- Goal: In the material below, find all lines with the string "Рациональный" and copy them.

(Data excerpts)

——————————

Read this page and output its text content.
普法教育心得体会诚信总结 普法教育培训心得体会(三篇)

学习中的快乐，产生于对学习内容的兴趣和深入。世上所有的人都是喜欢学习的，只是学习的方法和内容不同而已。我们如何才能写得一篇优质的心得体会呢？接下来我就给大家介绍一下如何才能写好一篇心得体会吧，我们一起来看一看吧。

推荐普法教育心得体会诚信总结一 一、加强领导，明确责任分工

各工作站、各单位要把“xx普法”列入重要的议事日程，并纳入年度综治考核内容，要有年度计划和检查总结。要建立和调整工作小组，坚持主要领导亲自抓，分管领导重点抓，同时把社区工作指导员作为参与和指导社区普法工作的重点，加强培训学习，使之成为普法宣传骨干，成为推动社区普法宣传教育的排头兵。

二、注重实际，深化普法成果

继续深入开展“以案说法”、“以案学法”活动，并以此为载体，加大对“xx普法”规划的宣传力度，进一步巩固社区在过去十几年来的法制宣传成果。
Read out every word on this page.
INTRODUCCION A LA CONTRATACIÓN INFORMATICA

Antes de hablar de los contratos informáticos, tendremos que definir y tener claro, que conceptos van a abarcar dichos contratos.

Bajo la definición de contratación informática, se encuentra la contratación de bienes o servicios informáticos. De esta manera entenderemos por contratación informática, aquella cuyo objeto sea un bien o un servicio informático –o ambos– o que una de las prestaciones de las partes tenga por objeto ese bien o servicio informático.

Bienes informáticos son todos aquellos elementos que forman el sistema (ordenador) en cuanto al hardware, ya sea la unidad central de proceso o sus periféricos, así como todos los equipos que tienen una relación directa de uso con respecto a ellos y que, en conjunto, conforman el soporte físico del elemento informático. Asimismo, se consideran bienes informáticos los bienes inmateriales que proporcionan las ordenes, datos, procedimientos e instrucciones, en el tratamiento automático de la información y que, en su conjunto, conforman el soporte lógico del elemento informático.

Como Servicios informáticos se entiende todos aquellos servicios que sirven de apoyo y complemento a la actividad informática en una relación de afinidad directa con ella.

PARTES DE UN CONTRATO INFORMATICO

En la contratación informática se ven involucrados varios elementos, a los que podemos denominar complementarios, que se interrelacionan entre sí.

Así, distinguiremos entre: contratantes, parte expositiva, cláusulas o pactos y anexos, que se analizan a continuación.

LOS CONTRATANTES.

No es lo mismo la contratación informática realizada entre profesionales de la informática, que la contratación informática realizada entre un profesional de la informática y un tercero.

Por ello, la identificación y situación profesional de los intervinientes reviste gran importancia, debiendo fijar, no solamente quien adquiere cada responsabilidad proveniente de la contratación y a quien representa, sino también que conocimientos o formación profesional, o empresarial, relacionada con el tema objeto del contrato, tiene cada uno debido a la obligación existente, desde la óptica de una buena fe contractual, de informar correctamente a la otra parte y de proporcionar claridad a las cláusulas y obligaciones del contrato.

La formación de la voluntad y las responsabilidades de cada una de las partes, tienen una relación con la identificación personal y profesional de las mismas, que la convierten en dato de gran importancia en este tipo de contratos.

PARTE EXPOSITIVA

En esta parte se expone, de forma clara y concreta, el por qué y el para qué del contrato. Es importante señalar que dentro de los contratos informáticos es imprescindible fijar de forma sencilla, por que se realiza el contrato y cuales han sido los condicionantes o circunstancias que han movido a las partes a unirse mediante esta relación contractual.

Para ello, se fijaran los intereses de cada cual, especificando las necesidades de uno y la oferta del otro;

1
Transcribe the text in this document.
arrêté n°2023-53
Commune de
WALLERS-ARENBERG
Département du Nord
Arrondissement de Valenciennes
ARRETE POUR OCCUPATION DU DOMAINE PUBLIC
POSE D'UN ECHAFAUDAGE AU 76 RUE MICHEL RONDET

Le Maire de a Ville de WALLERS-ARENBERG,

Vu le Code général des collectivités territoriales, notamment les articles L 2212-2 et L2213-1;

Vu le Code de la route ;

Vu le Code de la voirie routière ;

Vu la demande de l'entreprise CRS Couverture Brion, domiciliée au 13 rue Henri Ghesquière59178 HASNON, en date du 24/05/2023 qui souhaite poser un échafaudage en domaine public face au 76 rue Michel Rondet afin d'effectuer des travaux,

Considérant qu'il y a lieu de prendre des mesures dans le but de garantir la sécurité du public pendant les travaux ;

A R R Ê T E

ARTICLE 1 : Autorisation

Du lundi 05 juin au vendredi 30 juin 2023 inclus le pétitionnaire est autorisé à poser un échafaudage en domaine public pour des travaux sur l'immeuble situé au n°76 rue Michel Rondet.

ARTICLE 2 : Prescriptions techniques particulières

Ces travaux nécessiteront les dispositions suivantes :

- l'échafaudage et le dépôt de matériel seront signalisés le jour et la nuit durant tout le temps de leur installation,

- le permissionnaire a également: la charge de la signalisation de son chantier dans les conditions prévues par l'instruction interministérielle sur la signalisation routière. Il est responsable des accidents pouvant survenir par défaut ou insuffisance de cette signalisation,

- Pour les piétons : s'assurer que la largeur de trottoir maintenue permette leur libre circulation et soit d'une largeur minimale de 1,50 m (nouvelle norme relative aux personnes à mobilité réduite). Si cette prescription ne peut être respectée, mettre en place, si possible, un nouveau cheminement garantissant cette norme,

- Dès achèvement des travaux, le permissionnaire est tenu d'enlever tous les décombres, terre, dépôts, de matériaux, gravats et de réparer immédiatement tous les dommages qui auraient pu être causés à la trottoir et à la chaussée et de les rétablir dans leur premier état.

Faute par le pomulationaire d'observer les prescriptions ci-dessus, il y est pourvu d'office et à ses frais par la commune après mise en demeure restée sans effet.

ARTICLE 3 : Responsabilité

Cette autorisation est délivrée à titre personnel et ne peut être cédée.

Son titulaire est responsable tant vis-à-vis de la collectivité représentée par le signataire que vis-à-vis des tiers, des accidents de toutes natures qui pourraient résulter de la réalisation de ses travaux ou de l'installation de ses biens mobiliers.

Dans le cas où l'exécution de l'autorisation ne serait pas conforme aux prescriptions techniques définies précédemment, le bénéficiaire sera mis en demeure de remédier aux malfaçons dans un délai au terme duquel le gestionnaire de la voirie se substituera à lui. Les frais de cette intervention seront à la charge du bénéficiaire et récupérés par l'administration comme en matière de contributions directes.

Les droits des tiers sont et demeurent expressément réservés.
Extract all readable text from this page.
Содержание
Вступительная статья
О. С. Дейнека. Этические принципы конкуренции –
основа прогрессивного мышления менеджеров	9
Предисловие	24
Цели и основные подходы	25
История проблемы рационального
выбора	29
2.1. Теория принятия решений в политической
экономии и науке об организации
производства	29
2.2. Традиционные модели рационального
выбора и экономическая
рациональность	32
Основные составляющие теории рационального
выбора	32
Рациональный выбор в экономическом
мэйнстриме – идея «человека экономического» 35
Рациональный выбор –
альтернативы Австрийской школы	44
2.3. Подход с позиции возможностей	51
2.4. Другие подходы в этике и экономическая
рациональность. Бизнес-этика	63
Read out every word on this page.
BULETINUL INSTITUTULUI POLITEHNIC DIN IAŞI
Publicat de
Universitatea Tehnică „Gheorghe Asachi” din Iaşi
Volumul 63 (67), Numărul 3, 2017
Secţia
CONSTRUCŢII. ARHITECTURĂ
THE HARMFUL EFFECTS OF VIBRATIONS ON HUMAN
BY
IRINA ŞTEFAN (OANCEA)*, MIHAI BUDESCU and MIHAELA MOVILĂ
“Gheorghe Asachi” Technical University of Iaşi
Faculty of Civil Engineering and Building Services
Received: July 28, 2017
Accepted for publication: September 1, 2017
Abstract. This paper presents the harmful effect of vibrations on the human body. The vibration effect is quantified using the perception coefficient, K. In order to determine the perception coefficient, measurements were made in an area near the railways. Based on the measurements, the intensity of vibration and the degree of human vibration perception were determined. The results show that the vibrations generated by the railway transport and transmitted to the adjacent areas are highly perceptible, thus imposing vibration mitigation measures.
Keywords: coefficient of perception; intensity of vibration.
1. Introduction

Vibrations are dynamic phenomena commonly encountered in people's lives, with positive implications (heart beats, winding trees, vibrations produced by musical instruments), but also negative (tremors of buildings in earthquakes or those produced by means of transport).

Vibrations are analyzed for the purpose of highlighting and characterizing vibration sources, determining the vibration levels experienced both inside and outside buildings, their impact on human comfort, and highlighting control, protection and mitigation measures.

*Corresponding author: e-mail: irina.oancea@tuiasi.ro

——————————

- Answer for the task:
Рациональный выбор в экономическом
Рациональный выбор –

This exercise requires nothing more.